Requirements
Go through the entries and say how many lines contain the string "충청남도청". The number is the whole answer.

◇ ◇ ◇ ◇

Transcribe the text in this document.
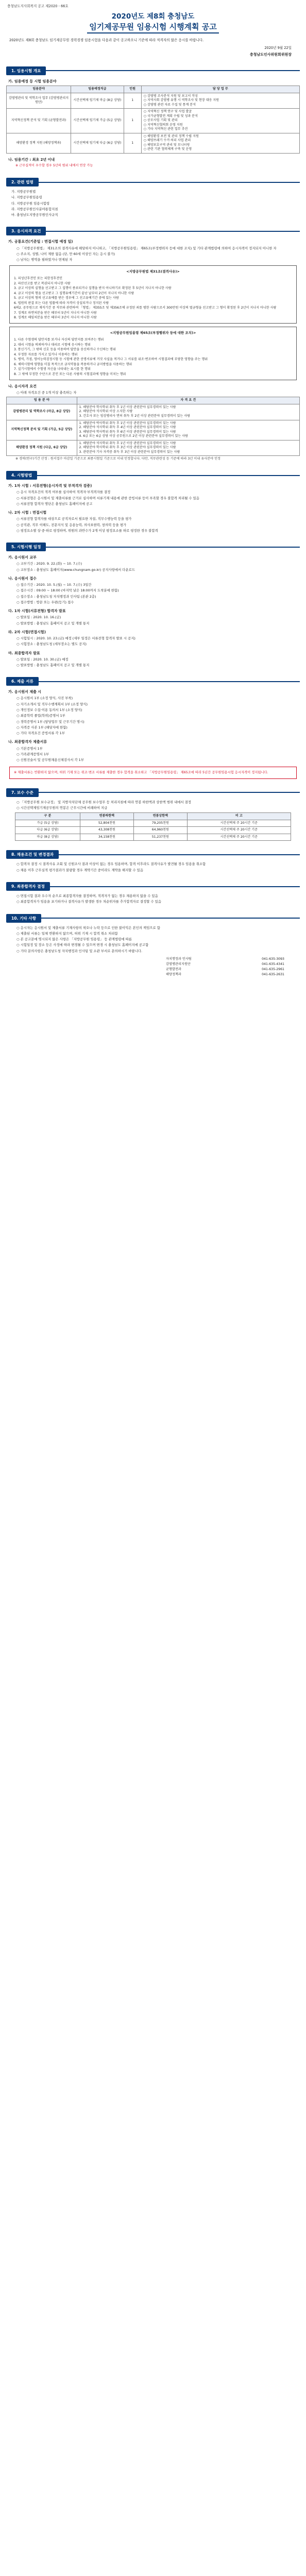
충청남도지사회복지 공고 제2020 - 66호
2020년도 제8회 충청남도
임기제공무원 임용시험 시행계획 공고
2020년도 제8회 충청남도 임기제공무원 경력경쟁 임용시험을 다음과 같이 공고하오니 기준에 따라 적격자의 많은 응시를 바랍니다.
2020년 9월 22일
충청남도인사위원회위원장
1. 임용시험 개요
가. 임용예정 등 시험 임용분야
임용분야	임용예정직급	인원	담 당 업 무
감염병관리 및 역학조사 업무 (감염병관리지원단)	시간선택제 임기제 마급 (8급 상당)	1	○ 감염병 조사분석 지원 및 보고서 작성
○ 지역사회 감염병 유행 시 역학조사 및 현장 대응 지원
○ 감염병 관련 자료 수집 및 통계 분석
지역혁신정책 분석 및 기획 (균형발전과)	시간선택제 임기제 가급 (5급 상당)	1	○ 지역혁신 정책 연구 및 사업 발굴
○ 국가균형발전 계획 수립 및 성과 분석
○ 공모사업 기획 및 관리
○ 지역혁신협의회 운영 지원
○ 기타 지역혁신 관련 업무 추진
해양환경 정책 지원 (해양정책과)	시간선택제 임기제 다급 (6급 상당)	1	○ 해양환경 보전 및 관리 정책 수립 지원
○ 해양쓰레기 수거·처리 사업 관리
○ 해양보호구역 관리 및 모니터링
○ 관련 기관 협력체계 구축 및 운영
나. 임용기간 : 최초 2년 이내
※ 근무실적이 우수할 경우 5년의 범위 내에서 연장 가능
2. 관련 법령
가. 지방공무원법
나. 지방공무원임용령
다. 지방공무원 임용시험령
라. 지방공무원인사분야통합지침
마. 충청남도지방공무원인사규칙
3. 응시자격 요건
가. 공통요건(기준일 : 면접시험 예정 일)
○ 「지방공무원법」 제31조의 결격사유에 해당하지 아니하고, 「지방공무원임용령」 제65조(부정행위자 등에 대한 조치) 및 기타 관계법령에 의하여 응시자격이 정지되지 아니한 자
○ 주소지, 성별, 나이 제한 없음 (단, 만 60세 이상인 자는 응시 불가)
○ 남자는 병역을 필하였거나 면제된 자
<지방공무원법 제31조(결격사유)>
1. 피성년후견인 또는 피한정후견인
2. 파산선고를 받고 복권되지 아니한 사람
3. 금고 이상의 실형을 선고받고 그 집행이 종료되거나 집행을 받지 아니하기로 확정된 후 5년이 지나지 아니한 사람
4. 금고 이상의 형을 선고받고 그 집행유예기간이 끝난 날부터 2년이 지나지 아니한 사람
5. 금고 이상의 형의 선고유예를 받은 경우에 그 선고유예기간 중에 있는 사람
6. 법원의 판결 또는 다른 법률에 따라 자격이 상실되거나 정지된 사람
6의2. 공무원으로 재직기간 중 직무와 관련하여 「형법」 제355조 및 제356조에 규정된 죄를 범한 사람으로서 300만원 이상의 벌금형을 선고받고 그 형이 확정된 후 2년이 지나지 아니한 사람
7. 징계로 파면처분을 받은 때부터 5년이 지나지 아니한 사람
8. 징계로 해임처분을 받은 때부터 3년이 지나지 아니한 사람
<지방공무원임용령 제65조(부정행위자 등에 대한 조치)>
1. 다른 수험생의 답안지를 보거나 자신의 답안지를 보여주는 행위
2. 대리 시험을 의뢰하거나 대리로 시험에 응시하는 행위
3. 통신기기, 그 밖의 신호 등을 이용하여 답안을 송신하거나 수신하는 행위
4. 부정한 자료를 가지고 있거나 이용하는 행위
5. 병역, 가점, 영어능력검정시험 등 시험에 관한 증명서류에 거짓 사실을 적거나 그 서류를 위조·변조하여 시험결과에 부당한 영향을 주는 행위
6. 체력시험에 영향을 미칠 목적으로 금지약물을 복용하거나 금지방법을 사용하는 행위
7. 실기시험에서 수험생 자신을 나타내는 표시를 한 행위
8. 그 밖에 부정한 수단으로 본인 또는 다른 사람의 시험결과에 영향을 미치는 행위
나. 응시자격 요건
○ 아래 자격요건 중 1개 이상 충족하는 자
임 용 분 야	자 격 요 건
감염병관리 및 역학조사 (마급, 8급 상당)	1. 해당분야 학사학위 취득 후 1년 이상 관련분야 실무경력이 있는 사람
2. 해당분야 석사학위 이상 소지한 사람
3. 간호사 또는 임상병리사 면허 취득 후 2년 이상 관련분야 실무경력이 있는 사람
지역혁신정책 분석 및 기획 (가급, 5급 상당)	1. 해당분야 박사학위 취득 후 1년 이상 관련분야 실무경력이 있는 사람
2. 해당분야 석사학위 취득 후 4년 이상 관련분야 실무경력이 있는 사람
3. 해당분야 학사학위 취득 후 6년 이상 관련분야 실무경력이 있는 사람
4. 6급 또는 6급 상당 이상 공무원으로 2년 이상 관련분야 실무경력이 있는 사람
해양환경 정책 지원 (다급, 6급 상당)	1. 해당분야 석사학위 취득 후 1년 이상 관련분야 실무경력이 있는 사람
2. 해당분야 학사학위 취득 후 3년 이상 관련분야 실무경력이 있는 사람
3. 관련분야 기사 자격증 취득 후 3년 이상 관련분야 실무경력이 있는 사람
※ 경력(연구)기간 산정 : 원서접수 마감일 기준으로 최종시험일 기준으로 이내 인정합니다. 다만, 직무관련성 등 기준에 따라 3년 이내 유사분야 인정
4. 시험방법
가. 1차 시험 : 서류전형(응시자격 및 부적격자 검증)
○ 응시 자격요건의 적격 여부를 심사하여 적격자·부적격자를 결정
○ 서류전형은 응시원서 및 제출서류를 근거로 심사하며 서류기재 내용에 관한 증빙서류 등이 부족할 경우 불합격 처리될 수 있음
○ 서류전형 합격자 명단은 충청남도 홈페이지에 공고
나. 2차 시험 : 면접시험
○ 서류전형 합격자를 대상으로 공직자로서 필요한 자질, 직무수행능력 등을 평가
○ 공직관, 직무 이해도, 전문지식 및 응용능력, 의사표현력, 창의력 등을 평가
○ 평정요소별 상·중·하로 평정하며, 위원의 과반수가 2개 이상 평정요소를 하로 평정한 경우 불합격
5. 시험시행 일정
가. 응시원서 교부
○ 교부기간 : 2020. 9. 22.(화) ~ 10. 7.(수)
○ 교부장소 : 충청남도 홈페이지(www.chungnam.go.kr) 공지사항에서 다운로드
나. 응시원서 접수
○ 접수기간 : 2020. 10. 5.(월) ~ 10. 7.(수) 3일간
○ 접수시간 : 09:00 ~ 18:00 (마지막 날은 18:00까지 도착분에 한함)
○ 접수장소 : 충청남도청 자치행정과 인사팀 (본관 2층)
○ 접수방법 : 방문 또는 우편(등기) 접수
다. 1차 시험(서류전형) 합격자 발표
○ 발표일 : 2020. 10. 16.(금)
○ 발표방법 : 충청남도 홈페이지 공고 및 개별 통지
라. 2차 시험(면접시험)
○ 시험일시 : 2020. 10. 23.(금) 예정 (세부 일정은 서류전형 합격자 발표 시 공지)
○ 시험장소 : 충청남도청 (세부장소는 별도 공지)
마. 최종합격자 발표
○ 발표일 : 2020. 10. 30.(금) 예정
○ 발표방법 : 충청남도 홈페이지 공고 및 개별 통지
6. 제출 서류
가. 응시원서 제출 시
○ 응시원서 1부 (소정 양식, 사진 부착)
○ 자기소개서 및 직무수행계획서 1부 (소정 양식)
○ 개인정보 수집·이용 동의서 1부 (소정 양식)
○ 최종학력 졸업(학위)증명서 1부
○ 경력증명서 1부 (담당업무 및 근무기간 명시)
○ 자격증 사본 1부 (해당자에 한함)
○ 기타 자격요건 증빙서류 각 1부
나. 최종합격자 제출서류
○ 기본증명서 1부
○ 가족관계증명서 1부
○ 신원진술서 및 공무원채용신체검사서 각 1부
※ 제출서류는 반환하지 않으며, 허위 기재 또는 위조·변조 서류를 제출한 경우 합격을 취소하고 「지방공무원임용령」 제65조에 따라 5년간 공무원임용시험 응시자격이 정지됩니다.
7. 보수 수준
○ 「지방공무원 보수규정」 및 지방자치단체 공무원 보수업무 등 처리지침에 따라 연봉 하한액과 상한액 범위 내에서 결정
○ 시간선택제임기제공무원의 연봉은 근무시간에 비례하여 지급
구 분	연봉하한액	연봉상한액	비 고
가급 (5급 상당)	52,804천원	79,205천원	시간선택제 주 20시간 기준
다급 (6급 상당)	43,308천원	64,960천원	시간선택제 주 20시간 기준
마급 (8급 상당)	34,158천원	51,237천원	시간선택제 주 20시간 기준
8. 채용조건 및 변경결과
○ 합격자 결정 시 결격사유 조회 및 신원조사 결과 이상이 없는 경우 임용하며, 합격 이후라도 결격사유가 발견될 경우 임용을 취소함
○ 채용 이후 근무실적 평가결과가 불량할 경우 계약기간 중이라도 계약을 해지할 수 있음
9. 최종합격자 결정
○ 면접시험 결과 우수자 순으로 최종합격자를 결정하며, 적격자가 없는 경우 채용하지 않을 수 있음
○ 최종합격자가 임용을 포기하거나 결격사유가 발생한 경우 차순위자를 추가합격자로 결정할 수 있음
10. 기타 사항
○ 응시자는 응시원서 및 제출서류 기재사항의 착오나 누락 등으로 인한 불이익은 본인의 책임으로 함
○ 제출된 서류는 일체 반환하지 않으며, 허위 기재 시 합격 취소 처리함
○ 본 공고문에 명시되지 않은 사항은 「지방공무원 임용령」 등 관계법령에 따름
○ 시험일정 및 장소 등은 사정에 따라 변경될 수 있으며 변경 시 충청남도 홈페이지에 공고함
○ 기타 문의사항은 충청남도청 자치행정과 인사팀 및 소관 부서로 문의하시기 바랍니다.
자치행정과 인사팀	041-635-3093
감염병관리지원단	041-635-4341
균형발전과	041-635-2961
해양정책과	041-635-2631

◇ ◇ ◇ ◇

Reply
3